THE PROBLEM =
Single out the lines of the material that contain "lost" and copy them.

AVAILABLE DATA =

***

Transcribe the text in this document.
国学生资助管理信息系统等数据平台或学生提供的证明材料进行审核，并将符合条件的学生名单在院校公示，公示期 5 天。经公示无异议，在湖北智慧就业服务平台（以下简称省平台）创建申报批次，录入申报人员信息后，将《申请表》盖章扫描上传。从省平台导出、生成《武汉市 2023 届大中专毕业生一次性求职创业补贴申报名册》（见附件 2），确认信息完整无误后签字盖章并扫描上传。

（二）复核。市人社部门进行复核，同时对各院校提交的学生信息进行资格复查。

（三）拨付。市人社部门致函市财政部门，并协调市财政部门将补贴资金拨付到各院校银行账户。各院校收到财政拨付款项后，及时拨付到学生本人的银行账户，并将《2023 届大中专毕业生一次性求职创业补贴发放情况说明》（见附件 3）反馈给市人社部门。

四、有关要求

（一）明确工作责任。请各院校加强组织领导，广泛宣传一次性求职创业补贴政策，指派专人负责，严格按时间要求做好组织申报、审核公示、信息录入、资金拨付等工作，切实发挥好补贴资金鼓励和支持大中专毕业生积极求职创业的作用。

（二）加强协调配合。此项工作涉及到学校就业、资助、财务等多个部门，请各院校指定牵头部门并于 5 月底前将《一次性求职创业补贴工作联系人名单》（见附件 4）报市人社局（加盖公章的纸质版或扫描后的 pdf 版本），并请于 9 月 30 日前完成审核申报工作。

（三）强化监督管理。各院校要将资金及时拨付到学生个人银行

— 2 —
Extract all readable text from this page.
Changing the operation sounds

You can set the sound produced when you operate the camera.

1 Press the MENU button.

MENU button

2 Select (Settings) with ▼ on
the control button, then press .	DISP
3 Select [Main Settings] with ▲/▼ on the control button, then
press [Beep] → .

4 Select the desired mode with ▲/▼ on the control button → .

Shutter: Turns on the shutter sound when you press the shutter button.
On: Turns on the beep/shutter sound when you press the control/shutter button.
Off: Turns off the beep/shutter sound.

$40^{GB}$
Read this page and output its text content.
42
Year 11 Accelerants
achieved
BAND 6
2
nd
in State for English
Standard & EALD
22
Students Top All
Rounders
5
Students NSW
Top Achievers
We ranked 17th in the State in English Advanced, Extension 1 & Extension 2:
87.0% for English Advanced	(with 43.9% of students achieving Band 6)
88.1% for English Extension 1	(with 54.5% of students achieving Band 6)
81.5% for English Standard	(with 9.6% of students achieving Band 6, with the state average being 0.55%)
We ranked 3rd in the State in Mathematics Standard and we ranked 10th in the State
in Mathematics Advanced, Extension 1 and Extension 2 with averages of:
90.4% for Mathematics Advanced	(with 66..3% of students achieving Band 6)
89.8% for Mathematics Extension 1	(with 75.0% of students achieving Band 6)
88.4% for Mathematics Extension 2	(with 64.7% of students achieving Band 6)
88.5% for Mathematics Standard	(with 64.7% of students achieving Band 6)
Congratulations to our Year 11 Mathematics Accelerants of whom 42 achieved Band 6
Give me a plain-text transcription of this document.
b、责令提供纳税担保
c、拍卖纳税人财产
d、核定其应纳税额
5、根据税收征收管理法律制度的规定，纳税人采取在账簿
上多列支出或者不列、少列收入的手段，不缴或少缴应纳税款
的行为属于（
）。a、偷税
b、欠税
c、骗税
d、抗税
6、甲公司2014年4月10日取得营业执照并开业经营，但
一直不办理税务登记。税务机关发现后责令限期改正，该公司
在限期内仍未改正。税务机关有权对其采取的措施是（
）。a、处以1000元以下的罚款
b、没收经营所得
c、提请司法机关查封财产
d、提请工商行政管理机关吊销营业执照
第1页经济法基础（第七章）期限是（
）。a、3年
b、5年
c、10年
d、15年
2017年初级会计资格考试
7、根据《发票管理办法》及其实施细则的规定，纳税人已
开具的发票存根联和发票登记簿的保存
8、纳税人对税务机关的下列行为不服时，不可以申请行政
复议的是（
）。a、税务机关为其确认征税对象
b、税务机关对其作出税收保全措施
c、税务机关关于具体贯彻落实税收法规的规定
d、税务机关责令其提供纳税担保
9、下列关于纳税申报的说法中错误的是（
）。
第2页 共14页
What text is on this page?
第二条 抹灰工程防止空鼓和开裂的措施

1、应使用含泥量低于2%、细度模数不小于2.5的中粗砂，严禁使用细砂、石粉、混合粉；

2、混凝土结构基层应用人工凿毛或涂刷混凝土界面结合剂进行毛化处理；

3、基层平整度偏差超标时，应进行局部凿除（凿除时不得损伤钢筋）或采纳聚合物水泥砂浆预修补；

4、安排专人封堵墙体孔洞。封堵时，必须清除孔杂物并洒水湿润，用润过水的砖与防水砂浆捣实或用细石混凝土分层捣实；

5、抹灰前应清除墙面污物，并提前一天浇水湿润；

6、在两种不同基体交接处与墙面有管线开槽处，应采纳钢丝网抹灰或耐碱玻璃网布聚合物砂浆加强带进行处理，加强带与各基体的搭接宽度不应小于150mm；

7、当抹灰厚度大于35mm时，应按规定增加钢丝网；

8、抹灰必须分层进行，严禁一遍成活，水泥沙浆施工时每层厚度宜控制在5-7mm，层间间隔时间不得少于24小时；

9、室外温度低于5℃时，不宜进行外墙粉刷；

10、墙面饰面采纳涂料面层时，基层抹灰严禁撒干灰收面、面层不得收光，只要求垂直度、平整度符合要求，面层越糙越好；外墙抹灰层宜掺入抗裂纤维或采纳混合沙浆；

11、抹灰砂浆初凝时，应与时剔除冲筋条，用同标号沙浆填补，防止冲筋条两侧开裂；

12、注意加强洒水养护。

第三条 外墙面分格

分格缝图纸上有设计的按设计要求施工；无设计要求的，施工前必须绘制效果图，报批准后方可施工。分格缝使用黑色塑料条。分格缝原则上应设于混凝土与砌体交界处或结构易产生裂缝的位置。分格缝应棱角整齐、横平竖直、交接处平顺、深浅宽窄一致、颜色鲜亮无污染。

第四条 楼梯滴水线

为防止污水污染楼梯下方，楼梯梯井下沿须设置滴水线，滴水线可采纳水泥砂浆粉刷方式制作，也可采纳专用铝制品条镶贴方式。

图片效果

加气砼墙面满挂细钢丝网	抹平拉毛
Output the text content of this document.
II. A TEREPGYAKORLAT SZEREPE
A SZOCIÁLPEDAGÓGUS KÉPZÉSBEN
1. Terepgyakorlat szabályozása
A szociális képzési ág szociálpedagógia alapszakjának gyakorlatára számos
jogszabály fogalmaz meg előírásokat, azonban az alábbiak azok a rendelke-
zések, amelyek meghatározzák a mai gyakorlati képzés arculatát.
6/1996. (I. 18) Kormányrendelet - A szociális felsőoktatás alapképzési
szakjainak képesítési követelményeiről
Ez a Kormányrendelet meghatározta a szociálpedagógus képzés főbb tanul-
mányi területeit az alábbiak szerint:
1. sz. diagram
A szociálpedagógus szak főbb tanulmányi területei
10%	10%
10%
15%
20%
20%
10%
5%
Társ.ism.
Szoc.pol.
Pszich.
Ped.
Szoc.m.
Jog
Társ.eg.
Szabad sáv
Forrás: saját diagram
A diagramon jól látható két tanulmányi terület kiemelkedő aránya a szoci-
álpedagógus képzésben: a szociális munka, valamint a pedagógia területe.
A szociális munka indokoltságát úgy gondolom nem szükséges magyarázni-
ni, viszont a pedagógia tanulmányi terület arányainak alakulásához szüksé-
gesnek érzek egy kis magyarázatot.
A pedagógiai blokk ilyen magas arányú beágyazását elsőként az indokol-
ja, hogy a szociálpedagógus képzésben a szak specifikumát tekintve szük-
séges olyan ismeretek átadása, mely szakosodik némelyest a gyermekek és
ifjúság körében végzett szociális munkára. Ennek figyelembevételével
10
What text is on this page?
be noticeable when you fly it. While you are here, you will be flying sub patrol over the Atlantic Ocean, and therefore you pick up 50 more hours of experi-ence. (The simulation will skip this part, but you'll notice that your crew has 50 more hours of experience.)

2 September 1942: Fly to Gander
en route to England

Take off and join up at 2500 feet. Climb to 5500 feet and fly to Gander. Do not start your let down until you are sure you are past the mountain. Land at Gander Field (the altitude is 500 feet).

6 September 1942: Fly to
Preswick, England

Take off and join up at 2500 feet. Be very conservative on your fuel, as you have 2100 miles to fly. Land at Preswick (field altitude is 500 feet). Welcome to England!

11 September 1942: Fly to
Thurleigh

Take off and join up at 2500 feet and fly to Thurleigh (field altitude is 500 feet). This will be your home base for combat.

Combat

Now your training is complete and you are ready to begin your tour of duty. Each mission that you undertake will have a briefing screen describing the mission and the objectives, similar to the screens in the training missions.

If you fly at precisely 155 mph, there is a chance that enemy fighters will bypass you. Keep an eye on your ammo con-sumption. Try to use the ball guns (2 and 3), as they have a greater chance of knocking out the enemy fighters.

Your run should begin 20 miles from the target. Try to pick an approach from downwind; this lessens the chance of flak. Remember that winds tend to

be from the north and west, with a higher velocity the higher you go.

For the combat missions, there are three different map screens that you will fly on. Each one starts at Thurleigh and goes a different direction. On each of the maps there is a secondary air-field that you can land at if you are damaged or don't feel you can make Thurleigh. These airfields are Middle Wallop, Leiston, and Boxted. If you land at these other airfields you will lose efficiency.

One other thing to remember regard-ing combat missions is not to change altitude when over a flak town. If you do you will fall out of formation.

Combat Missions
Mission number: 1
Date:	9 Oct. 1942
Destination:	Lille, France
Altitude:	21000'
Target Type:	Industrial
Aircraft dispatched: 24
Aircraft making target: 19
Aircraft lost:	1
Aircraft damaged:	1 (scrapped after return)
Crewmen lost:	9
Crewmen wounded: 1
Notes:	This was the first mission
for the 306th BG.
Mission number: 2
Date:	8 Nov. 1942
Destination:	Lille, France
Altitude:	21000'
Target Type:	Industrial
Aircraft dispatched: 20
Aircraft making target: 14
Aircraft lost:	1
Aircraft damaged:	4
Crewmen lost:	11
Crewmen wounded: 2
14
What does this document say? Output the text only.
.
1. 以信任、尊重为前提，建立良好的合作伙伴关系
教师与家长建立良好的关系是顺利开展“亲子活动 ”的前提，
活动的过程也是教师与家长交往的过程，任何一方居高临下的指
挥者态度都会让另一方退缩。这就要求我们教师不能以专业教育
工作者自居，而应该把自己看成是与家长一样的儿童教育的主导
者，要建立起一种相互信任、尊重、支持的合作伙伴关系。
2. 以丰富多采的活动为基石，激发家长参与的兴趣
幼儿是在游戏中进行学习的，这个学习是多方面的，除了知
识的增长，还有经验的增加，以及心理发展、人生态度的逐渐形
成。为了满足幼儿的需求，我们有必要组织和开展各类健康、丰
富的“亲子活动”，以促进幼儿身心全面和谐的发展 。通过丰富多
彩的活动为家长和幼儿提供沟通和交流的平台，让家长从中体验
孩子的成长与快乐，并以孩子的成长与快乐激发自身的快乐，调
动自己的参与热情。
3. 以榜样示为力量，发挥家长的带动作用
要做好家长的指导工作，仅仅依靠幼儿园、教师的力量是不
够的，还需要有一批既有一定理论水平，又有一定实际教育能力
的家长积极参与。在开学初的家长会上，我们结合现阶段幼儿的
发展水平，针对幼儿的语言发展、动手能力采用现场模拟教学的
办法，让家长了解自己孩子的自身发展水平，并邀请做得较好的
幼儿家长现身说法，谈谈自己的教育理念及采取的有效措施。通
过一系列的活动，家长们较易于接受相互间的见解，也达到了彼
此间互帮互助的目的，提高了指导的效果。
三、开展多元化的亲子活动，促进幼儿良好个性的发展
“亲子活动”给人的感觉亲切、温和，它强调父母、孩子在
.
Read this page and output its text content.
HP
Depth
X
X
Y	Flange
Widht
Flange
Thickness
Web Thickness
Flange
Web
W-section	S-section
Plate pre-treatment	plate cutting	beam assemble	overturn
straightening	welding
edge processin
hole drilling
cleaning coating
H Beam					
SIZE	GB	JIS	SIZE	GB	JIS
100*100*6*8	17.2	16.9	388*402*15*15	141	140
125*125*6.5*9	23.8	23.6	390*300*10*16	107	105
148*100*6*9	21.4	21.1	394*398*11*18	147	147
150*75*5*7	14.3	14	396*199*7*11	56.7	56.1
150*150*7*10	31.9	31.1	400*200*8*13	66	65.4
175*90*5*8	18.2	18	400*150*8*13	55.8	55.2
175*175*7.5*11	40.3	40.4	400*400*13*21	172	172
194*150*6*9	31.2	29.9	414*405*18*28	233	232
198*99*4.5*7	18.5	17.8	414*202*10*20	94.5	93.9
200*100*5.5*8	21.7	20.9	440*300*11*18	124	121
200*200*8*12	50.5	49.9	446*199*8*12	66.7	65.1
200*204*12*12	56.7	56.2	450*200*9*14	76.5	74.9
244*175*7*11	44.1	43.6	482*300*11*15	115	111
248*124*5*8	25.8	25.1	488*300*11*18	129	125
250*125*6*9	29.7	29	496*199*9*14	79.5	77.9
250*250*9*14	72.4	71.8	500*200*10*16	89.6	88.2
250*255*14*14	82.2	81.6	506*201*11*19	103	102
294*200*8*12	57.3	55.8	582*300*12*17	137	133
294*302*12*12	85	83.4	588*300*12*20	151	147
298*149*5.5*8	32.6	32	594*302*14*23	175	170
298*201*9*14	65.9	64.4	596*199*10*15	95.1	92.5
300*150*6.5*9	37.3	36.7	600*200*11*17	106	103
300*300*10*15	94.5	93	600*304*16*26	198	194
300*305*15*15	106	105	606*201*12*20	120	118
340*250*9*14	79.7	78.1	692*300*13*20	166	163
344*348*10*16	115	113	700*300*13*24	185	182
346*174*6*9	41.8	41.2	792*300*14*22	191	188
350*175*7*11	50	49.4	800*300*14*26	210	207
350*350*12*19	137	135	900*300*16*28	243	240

***

RESPONSE =
Aircraft lost:	1
Crewmen lost:	9
Aircraft lost:	1
Crewmen lost:	11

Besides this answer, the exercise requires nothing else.